**Problem to solve**
Search the material below for the string "this" and extract each line that has it.

(Extracted data entries)
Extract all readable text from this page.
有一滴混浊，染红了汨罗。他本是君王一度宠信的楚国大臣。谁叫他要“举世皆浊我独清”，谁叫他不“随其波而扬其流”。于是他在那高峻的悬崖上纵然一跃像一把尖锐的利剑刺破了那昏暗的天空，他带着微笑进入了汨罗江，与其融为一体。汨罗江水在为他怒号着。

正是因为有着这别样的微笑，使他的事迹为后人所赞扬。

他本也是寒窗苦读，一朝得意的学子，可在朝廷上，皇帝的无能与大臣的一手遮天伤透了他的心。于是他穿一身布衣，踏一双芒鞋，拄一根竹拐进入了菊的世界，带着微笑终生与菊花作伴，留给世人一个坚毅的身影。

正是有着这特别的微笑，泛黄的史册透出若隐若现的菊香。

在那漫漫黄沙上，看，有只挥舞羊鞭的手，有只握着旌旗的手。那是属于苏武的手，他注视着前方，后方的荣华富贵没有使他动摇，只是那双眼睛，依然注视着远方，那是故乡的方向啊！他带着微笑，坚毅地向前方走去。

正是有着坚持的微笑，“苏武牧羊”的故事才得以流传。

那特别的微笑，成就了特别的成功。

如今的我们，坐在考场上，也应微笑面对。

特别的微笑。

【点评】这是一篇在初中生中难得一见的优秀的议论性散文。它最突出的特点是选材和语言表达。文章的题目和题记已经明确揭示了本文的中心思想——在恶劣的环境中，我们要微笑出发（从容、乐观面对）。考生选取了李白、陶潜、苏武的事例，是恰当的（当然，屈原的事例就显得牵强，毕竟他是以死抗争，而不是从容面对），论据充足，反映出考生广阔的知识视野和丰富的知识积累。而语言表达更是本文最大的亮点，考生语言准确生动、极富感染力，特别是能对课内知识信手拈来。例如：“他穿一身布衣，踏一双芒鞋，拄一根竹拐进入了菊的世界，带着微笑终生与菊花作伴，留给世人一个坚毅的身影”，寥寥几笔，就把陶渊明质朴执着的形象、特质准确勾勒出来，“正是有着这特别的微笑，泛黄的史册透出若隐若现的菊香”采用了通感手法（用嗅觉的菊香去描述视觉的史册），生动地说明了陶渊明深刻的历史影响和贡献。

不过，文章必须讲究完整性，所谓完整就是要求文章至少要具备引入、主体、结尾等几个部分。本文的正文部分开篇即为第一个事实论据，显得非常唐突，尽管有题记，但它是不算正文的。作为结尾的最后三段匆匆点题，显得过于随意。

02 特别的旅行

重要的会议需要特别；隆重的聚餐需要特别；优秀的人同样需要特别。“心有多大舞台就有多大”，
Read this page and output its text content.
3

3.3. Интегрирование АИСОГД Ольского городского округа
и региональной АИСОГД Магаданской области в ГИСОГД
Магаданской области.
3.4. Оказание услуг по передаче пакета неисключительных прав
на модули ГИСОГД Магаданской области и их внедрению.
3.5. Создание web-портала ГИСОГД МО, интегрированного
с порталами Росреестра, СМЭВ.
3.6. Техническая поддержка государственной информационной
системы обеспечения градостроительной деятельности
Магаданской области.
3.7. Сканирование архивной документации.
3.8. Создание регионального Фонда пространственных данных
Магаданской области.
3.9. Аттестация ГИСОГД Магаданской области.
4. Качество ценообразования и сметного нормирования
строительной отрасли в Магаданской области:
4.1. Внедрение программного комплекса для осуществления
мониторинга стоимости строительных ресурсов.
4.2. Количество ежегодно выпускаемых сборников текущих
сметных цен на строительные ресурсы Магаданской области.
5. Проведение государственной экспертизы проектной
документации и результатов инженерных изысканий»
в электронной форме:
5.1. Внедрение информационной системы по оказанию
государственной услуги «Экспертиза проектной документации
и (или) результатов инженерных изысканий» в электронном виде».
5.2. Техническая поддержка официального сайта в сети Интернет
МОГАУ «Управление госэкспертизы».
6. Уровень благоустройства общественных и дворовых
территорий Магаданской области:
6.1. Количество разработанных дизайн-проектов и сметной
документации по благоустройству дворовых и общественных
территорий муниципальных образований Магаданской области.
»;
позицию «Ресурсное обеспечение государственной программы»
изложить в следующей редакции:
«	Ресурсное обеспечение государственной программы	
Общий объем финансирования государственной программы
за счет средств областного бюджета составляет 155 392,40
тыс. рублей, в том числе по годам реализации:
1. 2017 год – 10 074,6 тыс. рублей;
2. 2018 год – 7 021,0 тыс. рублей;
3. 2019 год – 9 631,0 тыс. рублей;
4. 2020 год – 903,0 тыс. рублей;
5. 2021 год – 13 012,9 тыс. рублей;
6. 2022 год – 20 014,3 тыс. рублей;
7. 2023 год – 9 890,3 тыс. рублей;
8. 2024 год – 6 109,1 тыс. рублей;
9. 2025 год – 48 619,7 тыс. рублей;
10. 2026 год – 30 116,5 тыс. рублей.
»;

**Reply to the task**
Extract all readable text from this page.
Read this page and output its text content.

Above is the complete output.